## Exercise requirements
Examine each line of the data. Copy those that contain the string "Permit".

## Entries shown
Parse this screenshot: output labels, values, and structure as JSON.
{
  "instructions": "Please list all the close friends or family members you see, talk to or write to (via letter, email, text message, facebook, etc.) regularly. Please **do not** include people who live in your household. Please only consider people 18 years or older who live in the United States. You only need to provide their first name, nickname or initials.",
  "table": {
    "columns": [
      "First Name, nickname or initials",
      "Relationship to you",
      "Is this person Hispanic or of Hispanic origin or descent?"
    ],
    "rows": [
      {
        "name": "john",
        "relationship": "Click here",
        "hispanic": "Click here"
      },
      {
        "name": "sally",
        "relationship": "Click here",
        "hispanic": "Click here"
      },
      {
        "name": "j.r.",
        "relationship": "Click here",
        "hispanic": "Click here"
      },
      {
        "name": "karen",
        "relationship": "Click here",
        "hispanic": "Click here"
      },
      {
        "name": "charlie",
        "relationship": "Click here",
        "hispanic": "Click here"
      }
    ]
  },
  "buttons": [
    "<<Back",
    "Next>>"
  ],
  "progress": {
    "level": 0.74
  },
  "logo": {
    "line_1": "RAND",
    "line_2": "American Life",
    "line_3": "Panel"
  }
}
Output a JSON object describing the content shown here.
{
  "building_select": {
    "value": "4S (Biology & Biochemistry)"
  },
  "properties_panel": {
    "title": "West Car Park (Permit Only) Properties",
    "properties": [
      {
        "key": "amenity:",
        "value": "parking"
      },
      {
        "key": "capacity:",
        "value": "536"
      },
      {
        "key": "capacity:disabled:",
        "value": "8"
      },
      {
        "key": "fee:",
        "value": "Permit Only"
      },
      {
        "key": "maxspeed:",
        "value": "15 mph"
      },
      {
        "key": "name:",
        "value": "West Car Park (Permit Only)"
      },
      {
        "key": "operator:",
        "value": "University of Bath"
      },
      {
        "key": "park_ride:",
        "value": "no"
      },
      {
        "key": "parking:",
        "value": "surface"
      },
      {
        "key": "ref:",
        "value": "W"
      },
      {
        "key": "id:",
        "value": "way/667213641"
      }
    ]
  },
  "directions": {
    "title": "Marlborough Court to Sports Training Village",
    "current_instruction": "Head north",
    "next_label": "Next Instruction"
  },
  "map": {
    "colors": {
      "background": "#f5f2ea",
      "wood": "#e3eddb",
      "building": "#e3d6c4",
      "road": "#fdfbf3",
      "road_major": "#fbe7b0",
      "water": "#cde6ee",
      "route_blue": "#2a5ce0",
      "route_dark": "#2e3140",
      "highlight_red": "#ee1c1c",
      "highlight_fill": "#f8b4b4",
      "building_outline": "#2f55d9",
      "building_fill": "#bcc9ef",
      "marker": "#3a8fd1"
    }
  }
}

## Correct response
    "title": "West Car Park (Permit Only) Properties",
        "value": "Permit Only"
        "value": "West Car Park (Permit Only)"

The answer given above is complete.